▶ _WHAT IS REQUIRED_: The records below are to be quoted in full; please keep every word exact.

Source data
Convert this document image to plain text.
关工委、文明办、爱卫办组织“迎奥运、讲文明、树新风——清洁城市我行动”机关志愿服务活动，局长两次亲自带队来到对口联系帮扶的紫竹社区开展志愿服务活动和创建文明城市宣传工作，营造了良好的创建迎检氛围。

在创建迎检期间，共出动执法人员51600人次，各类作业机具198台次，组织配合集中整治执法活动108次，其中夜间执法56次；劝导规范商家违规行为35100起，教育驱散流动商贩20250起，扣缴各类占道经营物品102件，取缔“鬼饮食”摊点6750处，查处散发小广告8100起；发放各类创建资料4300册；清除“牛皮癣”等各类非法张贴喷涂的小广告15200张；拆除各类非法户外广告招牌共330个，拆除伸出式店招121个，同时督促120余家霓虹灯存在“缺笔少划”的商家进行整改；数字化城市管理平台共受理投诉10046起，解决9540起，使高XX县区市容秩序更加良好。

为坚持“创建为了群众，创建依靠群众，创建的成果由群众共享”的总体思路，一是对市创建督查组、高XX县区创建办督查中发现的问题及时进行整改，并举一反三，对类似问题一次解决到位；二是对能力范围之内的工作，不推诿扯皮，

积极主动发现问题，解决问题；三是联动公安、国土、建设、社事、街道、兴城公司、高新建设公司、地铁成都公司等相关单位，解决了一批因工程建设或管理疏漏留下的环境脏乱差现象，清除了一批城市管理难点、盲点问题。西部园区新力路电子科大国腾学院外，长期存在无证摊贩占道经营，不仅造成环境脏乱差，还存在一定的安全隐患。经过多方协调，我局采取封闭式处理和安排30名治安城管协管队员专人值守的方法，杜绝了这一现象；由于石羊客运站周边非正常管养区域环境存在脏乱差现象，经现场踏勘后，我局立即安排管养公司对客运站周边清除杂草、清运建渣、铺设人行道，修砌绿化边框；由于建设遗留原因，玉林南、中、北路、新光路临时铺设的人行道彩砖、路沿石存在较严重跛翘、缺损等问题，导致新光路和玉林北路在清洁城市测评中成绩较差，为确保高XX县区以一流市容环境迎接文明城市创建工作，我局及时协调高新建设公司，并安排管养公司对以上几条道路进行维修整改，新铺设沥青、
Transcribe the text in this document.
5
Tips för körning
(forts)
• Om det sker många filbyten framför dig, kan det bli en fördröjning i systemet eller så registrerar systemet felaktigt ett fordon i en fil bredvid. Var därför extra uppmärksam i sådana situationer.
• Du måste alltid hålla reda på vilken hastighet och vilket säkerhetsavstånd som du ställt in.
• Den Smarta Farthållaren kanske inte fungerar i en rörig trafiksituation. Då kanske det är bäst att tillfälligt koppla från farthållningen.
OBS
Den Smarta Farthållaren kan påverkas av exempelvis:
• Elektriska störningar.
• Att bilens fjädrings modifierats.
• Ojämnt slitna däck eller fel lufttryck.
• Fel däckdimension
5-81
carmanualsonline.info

▶ _RESULT_:
Convert this document image to plain text.
关工委、文明办、爱卫办组织“迎奥运、讲文明、树新风——清洁城市我行动”机关志愿服务活动，局长两次亲自带队来到对口联系帮扶的紫竹社区开展志愿服务活动和创建文明城市宣传工作，营造了良好的创建迎检氛围。

在创建迎检期间，共出动执法人员51600人次，各类作业机具198台次，组织配合集中整治执法活动108次，其中夜间执法56次；劝导规范商家违规行为35100起，教育驱散流动商贩20250起，扣缴各类占道经营物品102件，取缔“鬼饮食”摊点6750处，查处散发小广告8100起；发放各类创建资料4300册；清除“牛皮癣”等各类非法张贴喷涂的小广告15200张；拆除各类非法户外广告招牌共330个，拆除伸出式店招121个，同时督促120余家霓虹灯存在“缺笔少划”的商家进行整改；数字化城市管理平台共受理投诉10046起，解决9540起，使高XX县区市容秩序更加良好。

为坚持“创建为了群众，创建依靠群众，创建的成果由群众共享”的总体思路，一是对市创建督查组、高XX县区创建办督查中发现的问题及时进行整改，并举一反三，对类似问题一次解决到位；二是对能力范围之内的工作，不推诿扯皮，

积极主动发现问题，解决问题；三是联动公安、国土、建设、社事、街道、兴城公司、高新建设公司、地铁成都公司等相关单位，解决了一批因工程建设或管理疏漏留下的环境脏乱差现象，清除了一批城市管理难点、盲点问题。西部园区新力路电子科大国腾学院外，长期存在无证摊贩占道经营，不仅造成环境脏乱差，还存在一定的安全隐患。经过多方协调，我局采取封闭式处理和安排30名治安城管协管队员专人值守的方法，杜绝了这一现象；由于石羊客运站周边非正常管养区域环境存在脏乱差现象，经现场踏勘后，我局立即安排管养公司对客运站周边清除杂草、清运建渣、铺设人行道，修砌绿化边框；由于建设遗留原因，玉林南、中、北路、新光路临时铺设的人行道彩砖、路沿石存在较严重跛翘、缺损等问题，导致新光路和玉林北路在清洁城市测评中成绩较差，为确保高XX县区以一流市容环境迎接文明城市创建工作，我局及时协调高新建设公司，并安排管养公司对以上几条道路进行维修整改，新铺设沥青、
Transcribe the text in this document.
5
Tips för körning
(forts)
• Om det sker många filbyten framför dig, kan det bli en fördröjning i systemet eller så registrerar systemet felaktigt ett fordon i en fil bredvid. Var därför extra uppmärksam i sådana situationer.
• Du måste alltid hålla reda på vilken hastighet och vilket säkerhetsavstånd som du ställt in.
• Den Smarta Farthållaren kanske inte fungerar i en rörig trafiksituation. Då kanske det är bäst att tillfälligt koppla från farthållningen.
OBS
Den Smarta Farthållaren kan påverkas av exempelvis:
• Elektriska störningar.
• Att bilens fjädrings modifierats.
• Ojämnt slitna däck eller fel lufttryck.
• Fel däckdimension
5-81
carmanualsonline.info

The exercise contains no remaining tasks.